[Figure dataset records]
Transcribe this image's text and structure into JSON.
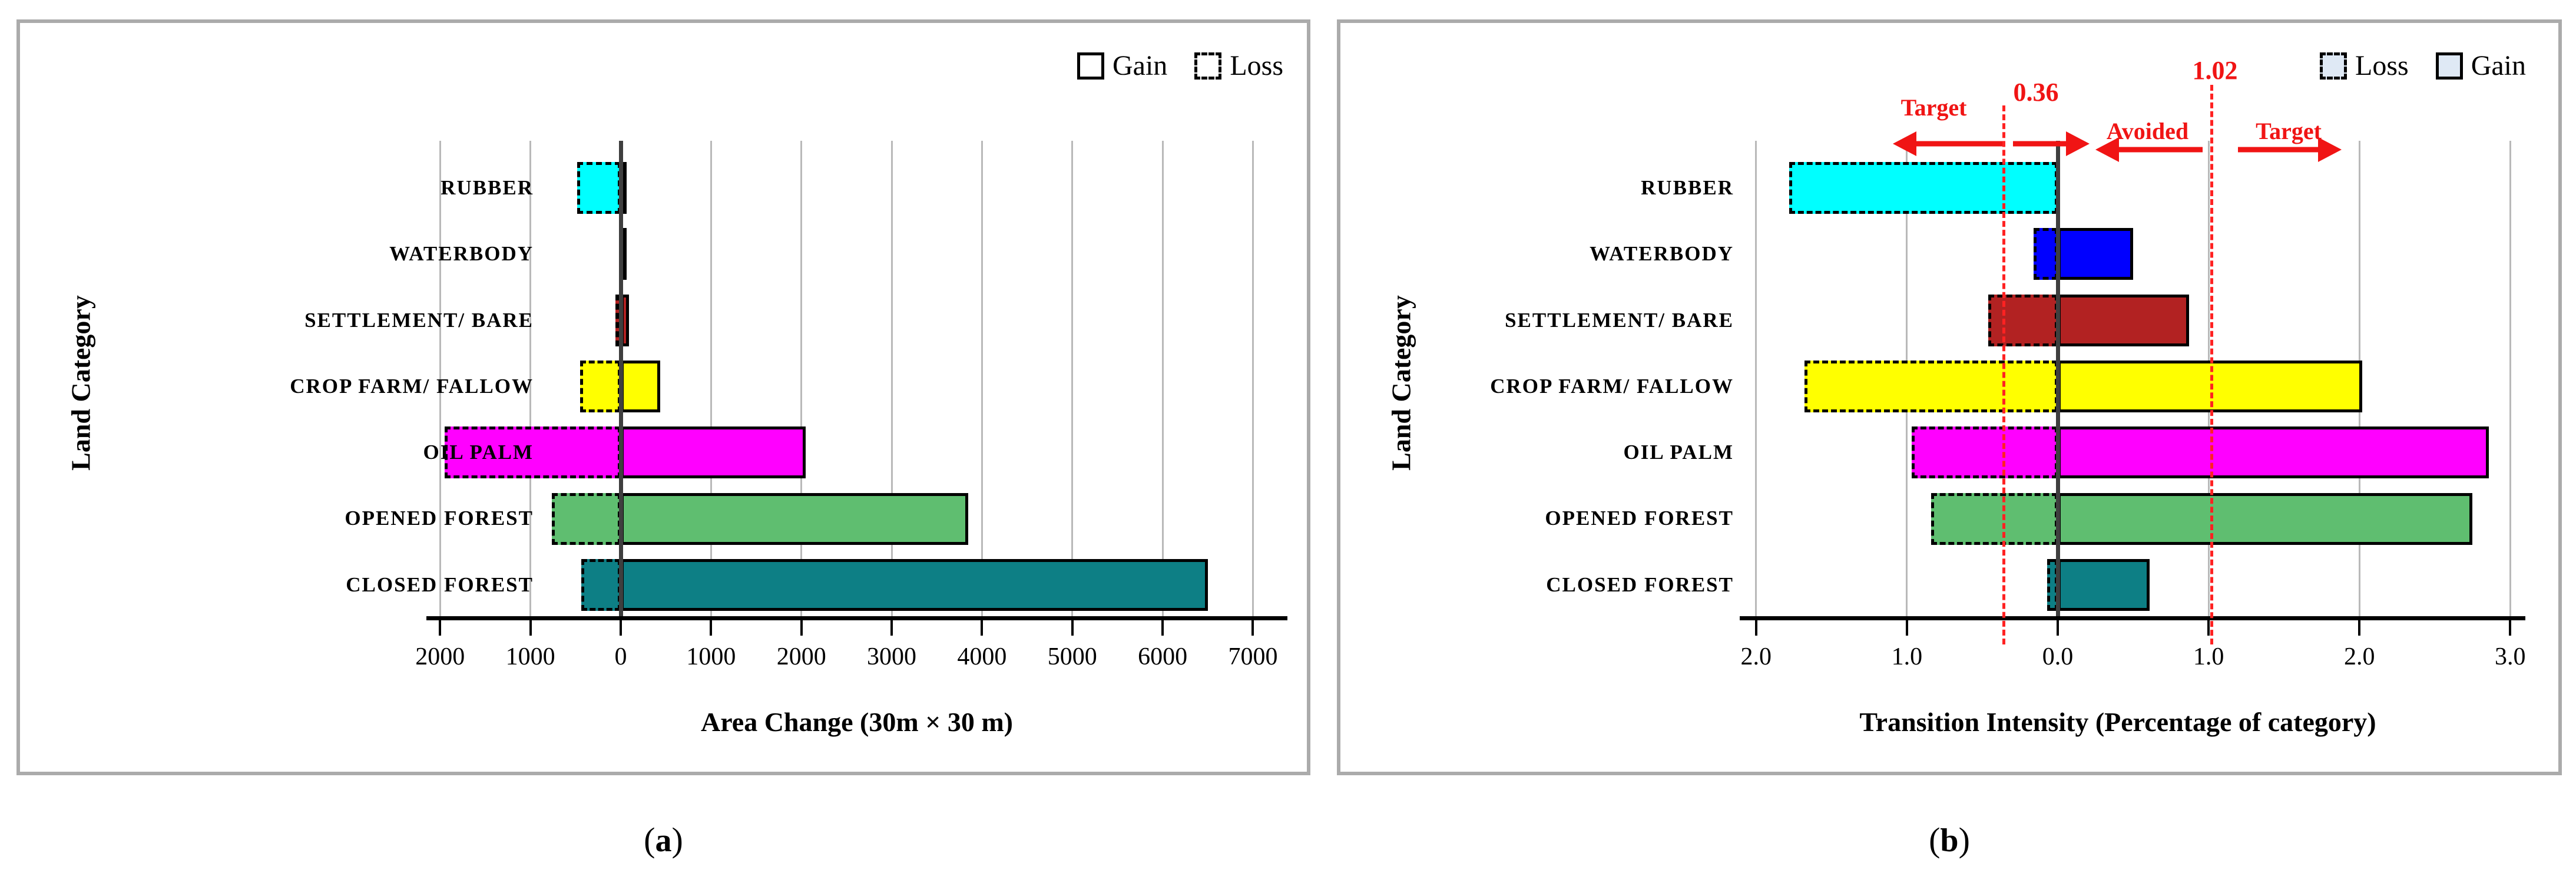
{
  "colors": {
    "panel_border": "#ababab",
    "grid": "#b9b9b9",
    "zero_line": "#3f3f3f",
    "axis": "#000000",
    "annotation_red": "#f01414",
    "legend_fill_a": "#ffffff",
    "legend_fill_b": "#dfe9f5"
  },
  "chart_data": [
    {
      "id": "a",
      "type": "bar",
      "orientation": "horizontal-diverging",
      "caption": {
        "open": "(",
        "letter": "a",
        "close": ")"
      },
      "legend": [
        {
          "label": "Gain",
          "swatch_style": "solid"
        },
        {
          "label": "Loss",
          "swatch_style": "dashed"
        }
      ],
      "legend_fill": "#ffffff",
      "y_axis_title": "Land Category",
      "x_axis_title": "Area Change (30m × 30 m)",
      "categories": [
        "RUBBER",
        "WATERBODY",
        "SETTLEMENT/ BARE",
        "CROP FARM/ FALLOW",
        "OIL PALM",
        "OPENED FOREST",
        "CLOSED FOREST"
      ],
      "bar_colors": [
        "#00ffff",
        "#0000ff",
        "#b22222",
        "#ffff00",
        "#ff00ff",
        "#5fbe70",
        "#0d7f85"
      ],
      "series": [
        {
          "name": "Gain",
          "values": [
            60,
            30,
            90,
            440,
            2050,
            3850,
            6500
          ]
        },
        {
          "name": "Loss",
          "values": [
            480,
            10,
            60,
            450,
            1950,
            760,
            440
          ]
        }
      ],
      "ticks": [
        -2000,
        -1000,
        0,
        1000,
        2000,
        3000,
        4000,
        5000,
        6000,
        7000
      ],
      "tick_labels": [
        "2000",
        "1000",
        "0",
        "1000",
        "2000",
        "3000",
        "4000",
        "5000",
        "6000",
        "7000"
      ],
      "xlim": [
        -2000,
        7000
      ],
      "grid": true,
      "legend_position": "top-right"
    },
    {
      "id": "b",
      "type": "bar",
      "orientation": "horizontal-diverging",
      "caption": {
        "open": "(",
        "letter": "b",
        "close": ")"
      },
      "legend": [
        {
          "label": "Loss",
          "swatch_style": "dashed"
        },
        {
          "label": "Gain",
          "swatch_style": "solid"
        }
      ],
      "legend_fill": "#dfe9f5",
      "y_axis_title": "Land Category",
      "x_axis_title": "Transition Intensity (Percentage of category)",
      "categories": [
        "RUBBER",
        "WATERBODY",
        "SETTLEMENT/ BARE",
        "CROP FARM/ FALLOW",
        "OIL PALM",
        "OPENED FOREST",
        "CLOSED FOREST"
      ],
      "bar_colors": [
        "#00ffff",
        "#0000ff",
        "#b22222",
        "#ffff00",
        "#ff00ff",
        "#5fbe70",
        "#0d7f85"
      ],
      "series": [
        {
          "name": "Gain",
          "values": [
            0,
            0.5,
            0.87,
            2.02,
            2.86,
            2.75,
            0.61
          ]
        },
        {
          "name": "Loss",
          "values": [
            1.78,
            0.16,
            0.46,
            1.68,
            0.97,
            0.84,
            0.07
          ]
        }
      ],
      "ticks": [
        -2,
        -1,
        0,
        1,
        2,
        3
      ],
      "tick_labels": [
        "2.0",
        "1.0",
        "0.0",
        "1.0",
        "2.0",
        "3.0"
      ],
      "xlim": [
        -2,
        3
      ],
      "grid": true,
      "legend_position": "top-right",
      "annotations": {
        "loss_threshold_value": "0.36",
        "gain_threshold_value": "1.02",
        "left_target_label": "Target",
        "avoided_label": "Avoided",
        "right_target_label": "Target"
      }
    }
  ]
}
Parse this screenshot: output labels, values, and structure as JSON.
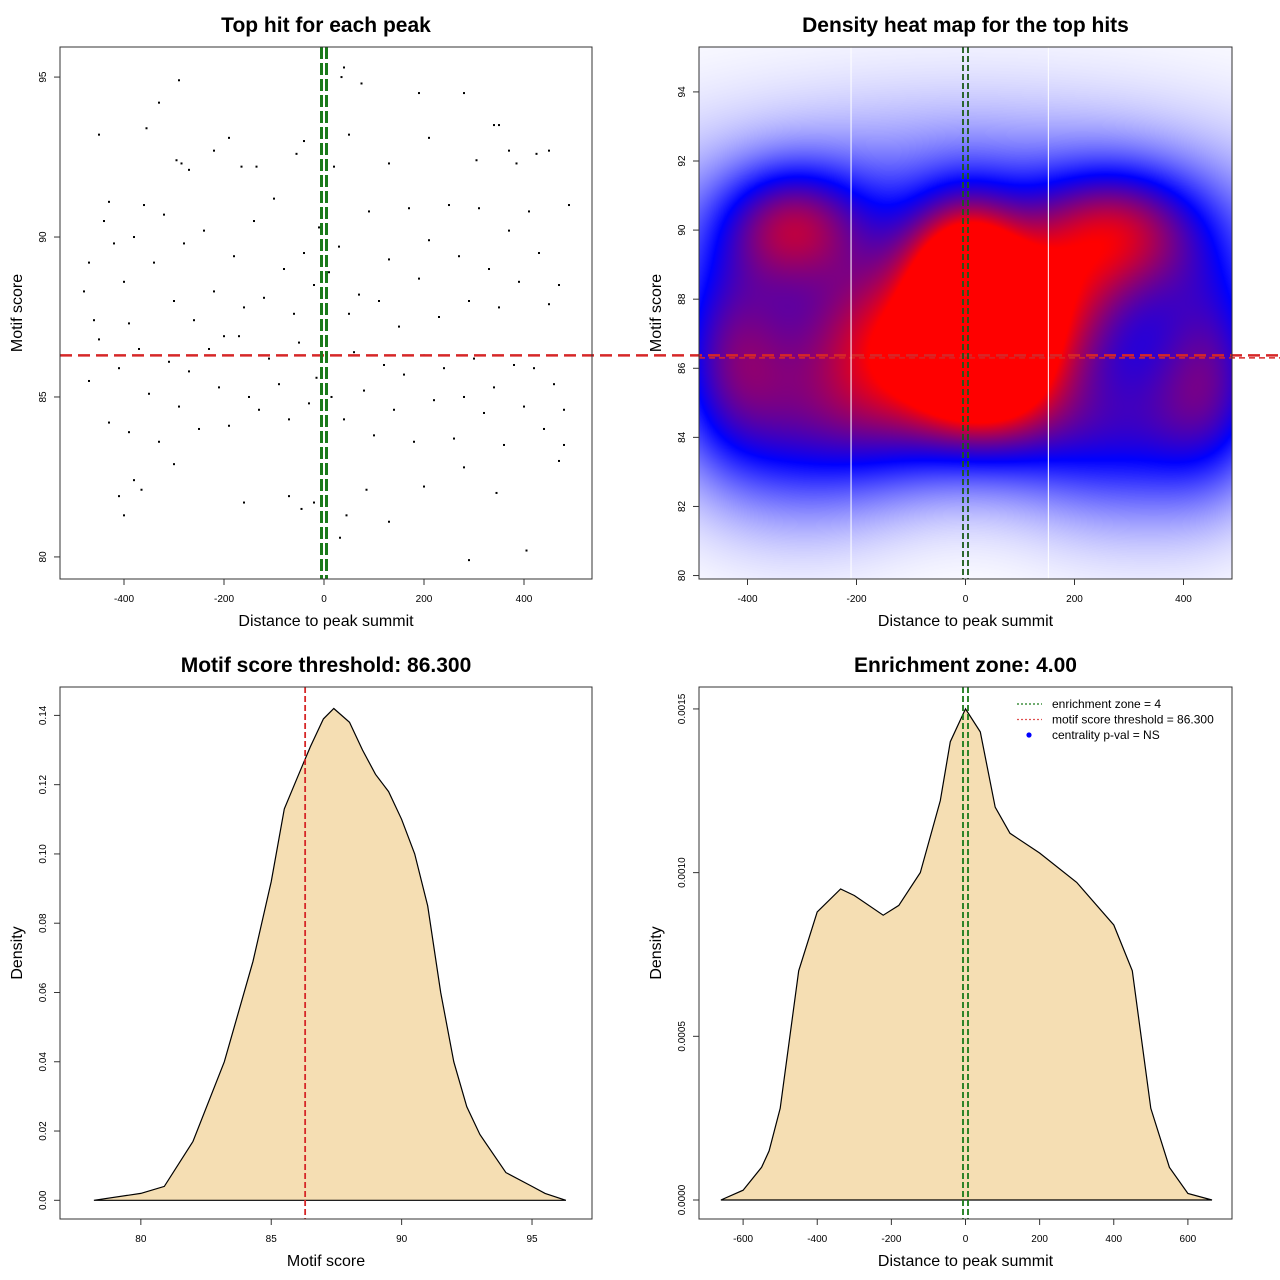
{
  "chart_data": [
    {
      "type": "scatter",
      "title": "Top hit for each peak",
      "xlabel": "Distance to peak summit",
      "ylabel": "Motif score",
      "xlim": [
        -528,
        536
      ],
      "ylim": [
        79.31,
        95.94
      ],
      "xticks": [
        -400,
        -200,
        0,
        200,
        400
      ],
      "yticks": [
        80,
        85,
        90,
        95
      ],
      "hlines": [
        {
          "value": 86.3,
          "color": "#d62728",
          "style": "dashed"
        }
      ],
      "vlines": [
        {
          "value": -4,
          "color": "#1a7a1a",
          "style": "dashed"
        },
        {
          "value": 4,
          "color": "#1a7a1a",
          "style": "dashed"
        }
      ],
      "points": [
        [
          -290,
          94.9
        ],
        [
          -330,
          94.2
        ],
        [
          -355,
          93.4
        ],
        [
          -450,
          93.2
        ],
        [
          -190,
          93.1
        ],
        [
          40,
          95.3
        ],
        [
          35,
          95.0
        ],
        [
          75,
          94.8
        ],
        [
          280,
          94.5
        ],
        [
          190,
          94.5
        ],
        [
          340,
          93.5
        ],
        [
          350,
          93.5
        ],
        [
          210,
          93.1
        ],
        [
          50,
          93.2
        ],
        [
          -40,
          93.0
        ],
        [
          -220,
          92.7
        ],
        [
          370,
          92.7
        ],
        [
          425,
          92.6
        ],
        [
          450,
          92.7
        ],
        [
          -295,
          92.4
        ],
        [
          -55,
          92.6
        ],
        [
          20,
          92.2
        ],
        [
          -135,
          92.2
        ],
        [
          -165,
          92.2
        ],
        [
          305,
          92.4
        ],
        [
          385,
          92.3
        ],
        [
          -270,
          92.1
        ],
        [
          -285,
          92.3
        ],
        [
          130,
          92.3
        ],
        [
          -480,
          88.3
        ],
        [
          -470,
          89.2
        ],
        [
          -460,
          87.4
        ],
        [
          -440,
          90.5
        ],
        [
          -430,
          91.1
        ],
        [
          -420,
          89.8
        ],
        [
          -400,
          88.6
        ],
        [
          -390,
          87.3
        ],
        [
          -380,
          90.0
        ],
        [
          -360,
          91.0
        ],
        [
          -340,
          89.2
        ],
        [
          -320,
          90.7
        ],
        [
          -300,
          88.0
        ],
        [
          -280,
          89.8
        ],
        [
          -260,
          87.4
        ],
        [
          -240,
          90.2
        ],
        [
          -220,
          88.3
        ],
        [
          -200,
          86.9
        ],
        [
          -180,
          89.4
        ],
        [
          -160,
          87.8
        ],
        [
          -140,
          90.5
        ],
        [
          -120,
          88.1
        ],
        [
          -100,
          91.2
        ],
        [
          -80,
          89.0
        ],
        [
          -60,
          87.6
        ],
        [
          -40,
          89.5
        ],
        [
          -20,
          88.5
        ],
        [
          -10,
          90.3
        ],
        [
          10,
          88.9
        ],
        [
          30,
          89.7
        ],
        [
          50,
          87.6
        ],
        [
          70,
          88.2
        ],
        [
          90,
          90.8
        ],
        [
          110,
          88.0
        ],
        [
          130,
          89.3
        ],
        [
          150,
          87.2
        ],
        [
          170,
          90.9
        ],
        [
          190,
          88.7
        ],
        [
          210,
          89.9
        ],
        [
          230,
          87.5
        ],
        [
          250,
          91.0
        ],
        [
          270,
          89.4
        ],
        [
          290,
          88.0
        ],
        [
          310,
          90.9
        ],
        [
          330,
          89.0
        ],
        [
          350,
          87.8
        ],
        [
          370,
          90.2
        ],
        [
          390,
          88.6
        ],
        [
          410,
          90.8
        ],
        [
          430,
          89.5
        ],
        [
          450,
          87.9
        ],
        [
          470,
          88.5
        ],
        [
          490,
          91.0
        ],
        [
          -470,
          85.5
        ],
        [
          -450,
          86.8
        ],
        [
          -430,
          84.2
        ],
        [
          -410,
          85.9
        ],
        [
          -390,
          83.9
        ],
        [
          -370,
          86.5
        ],
        [
          -350,
          85.1
        ],
        [
          -330,
          83.6
        ],
        [
          -310,
          86.1
        ],
        [
          -290,
          84.7
        ],
        [
          -270,
          85.8
        ],
        [
          -250,
          84.0
        ],
        [
          -230,
          86.5
        ],
        [
          -210,
          85.3
        ],
        [
          -190,
          84.1
        ],
        [
          -170,
          86.9
        ],
        [
          -150,
          85.0
        ],
        [
          -130,
          84.6
        ],
        [
          -110,
          86.2
        ],
        [
          -90,
          85.4
        ],
        [
          -70,
          84.3
        ],
        [
          -50,
          86.7
        ],
        [
          -30,
          84.8
        ],
        [
          -15,
          85.6
        ],
        [
          15,
          85.0
        ],
        [
          40,
          84.3
        ],
        [
          60,
          86.4
        ],
        [
          80,
          85.2
        ],
        [
          100,
          83.8
        ],
        [
          120,
          86.0
        ],
        [
          140,
          84.6
        ],
        [
          160,
          85.7
        ],
        [
          180,
          83.6
        ],
        [
          200,
          86.3
        ],
        [
          220,
          84.9
        ],
        [
          240,
          85.9
        ],
        [
          260,
          83.7
        ],
        [
          280,
          85.0
        ],
        [
          300,
          86.2
        ],
        [
          320,
          84.5
        ],
        [
          340,
          85.3
        ],
        [
          360,
          83.5
        ],
        [
          380,
          86.0
        ],
        [
          400,
          84.7
        ],
        [
          420,
          85.9
        ],
        [
          440,
          84.0
        ],
        [
          460,
          85.4
        ],
        [
          480,
          84.6
        ],
        [
          -410,
          81.9
        ],
        [
          -400,
          81.3
        ],
        [
          -380,
          82.4
        ],
        [
          -365,
          82.1
        ],
        [
          -300,
          82.9
        ],
        [
          -160,
          81.7
        ],
        [
          -70,
          81.9
        ],
        [
          -45,
          81.5
        ],
        [
          -20,
          81.7
        ],
        [
          45,
          81.3
        ],
        [
          85,
          82.1
        ],
        [
          130,
          81.1
        ],
        [
          200,
          82.2
        ],
        [
          290,
          79.9
        ],
        [
          345,
          82.0
        ],
        [
          405,
          80.2
        ],
        [
          280,
          82.8
        ],
        [
          32,
          80.6
        ],
        [
          470,
          83.0
        ],
        [
          480,
          83.5
        ]
      ]
    },
    {
      "type": "heatmap",
      "title": "Density heat map for the top hits",
      "xlabel": "Distance to peak summit",
      "ylabel": "Motif score",
      "xlim": [
        -489,
        489
      ],
      "ylim": [
        79.9,
        95.3
      ],
      "xticks": [
        -400,
        -200,
        0,
        200,
        400
      ],
      "yticks": [
        80,
        82,
        84,
        86,
        88,
        90,
        92,
        94
      ],
      "colors": [
        "#ffffff",
        "#0000ff",
        "#ff0000"
      ],
      "hlines": [
        {
          "value": 86.3,
          "color": "#d62728",
          "style": "dashed"
        }
      ],
      "vlines": [
        {
          "value": -4,
          "color": "#1a5a1a",
          "style": "dashed"
        },
        {
          "value": 4,
          "color": "#1a5a1a",
          "style": "dashed"
        },
        {
          "value": -210,
          "color": "#ffffff",
          "style": "solid"
        },
        {
          "value": 152,
          "color": "#ffffff",
          "style": "solid"
        }
      ]
    },
    {
      "type": "area",
      "title": "Motif score threshold: 86.300",
      "xlabel": "Motif score",
      "ylabel": "Density",
      "xlim": [
        76.9,
        97.3
      ],
      "ylim": [
        -0.0054,
        0.1482
      ],
      "xticks": [
        80,
        85,
        90,
        95
      ],
      "yticks": [
        0.0,
        0.02,
        0.04,
        0.06,
        0.08,
        0.1,
        0.12,
        0.14
      ],
      "ytick_labels": [
        "0.00",
        "0.02",
        "0.04",
        "0.06",
        "0.08",
        "0.10",
        "0.12",
        "0.14"
      ],
      "fill": "#f5deb3",
      "vlines": [
        {
          "value": 86.3,
          "color": "#d62728",
          "style": "dashed"
        }
      ],
      "x": [
        78.2,
        80,
        80.9,
        82,
        83.2,
        84.3,
        85,
        85.5,
        86,
        86.5,
        87,
        87.4,
        88,
        88.5,
        89,
        89.5,
        90,
        90.5,
        91,
        91.5,
        92,
        92.5,
        93,
        94,
        95,
        95.5,
        96.3
      ],
      "y": [
        0,
        0.002,
        0.004,
        0.017,
        0.04,
        0.069,
        0.092,
        0.113,
        0.122,
        0.131,
        0.139,
        0.142,
        0.138,
        0.13,
        0.123,
        0.118,
        0.11,
        0.1,
        0.085,
        0.06,
        0.04,
        0.027,
        0.019,
        0.008,
        0.004,
        0.002,
        0
      ]
    },
    {
      "type": "area",
      "title": "Enrichment zone: 4.00",
      "xlabel": "Distance to peak summit",
      "ylabel": "Density",
      "xlim": [
        -719,
        719
      ],
      "ylim": [
        -5.8e-05,
        0.001567
      ],
      "xticks": [
        -600,
        -400,
        -200,
        0,
        200,
        400,
        600
      ],
      "yticks": [
        0,
        0.0005,
        0.001,
        0.0015
      ],
      "ytick_labels": [
        "0.0000",
        "0.0005",
        "0.0010",
        "0.0015"
      ],
      "fill": "#f5deb3",
      "vlines": [
        {
          "value": -4,
          "color": "#1a7a1a",
          "style": "dashed"
        },
        {
          "value": 4,
          "color": "#1a7a1a",
          "style": "dashed"
        }
      ],
      "x": [
        -660,
        -600,
        -550,
        -530,
        -500,
        -450,
        -400,
        -337,
        -300,
        -222,
        -180,
        -122,
        -68,
        -41,
        0,
        40,
        80,
        120,
        200,
        300,
        400,
        450,
        500,
        550,
        600,
        665
      ],
      "y": [
        0,
        3e-05,
        0.0001,
        0.00015,
        0.00028,
        0.0007,
        0.00088,
        0.00095,
        0.00093,
        0.00087,
        0.0009,
        0.001,
        0.00122,
        0.0014,
        0.0015,
        0.00143,
        0.0012,
        0.00112,
        0.00106,
        0.00097,
        0.00084,
        0.0007,
        0.00028,
        0.0001,
        2e-05,
        0
      ],
      "legend": {
        "position": "top-right",
        "items": [
          {
            "label": "enrichment zone = 4",
            "color": "#1a7a1a",
            "symbol": "dotted-line"
          },
          {
            "label": "motif score threshold = 86.300",
            "color": "#e05050",
            "symbol": "dotted-line"
          },
          {
            "label": "centrality p-val = NS",
            "color": "#0000ff",
            "symbol": "dot"
          }
        ]
      }
    }
  ]
}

Exercise prompt: Identify each line in the entries with the word "zone" and copy it.

Problem solution:
      "title": "Enrichment zone: 4.00",
            "label": "enrichment zone = 4",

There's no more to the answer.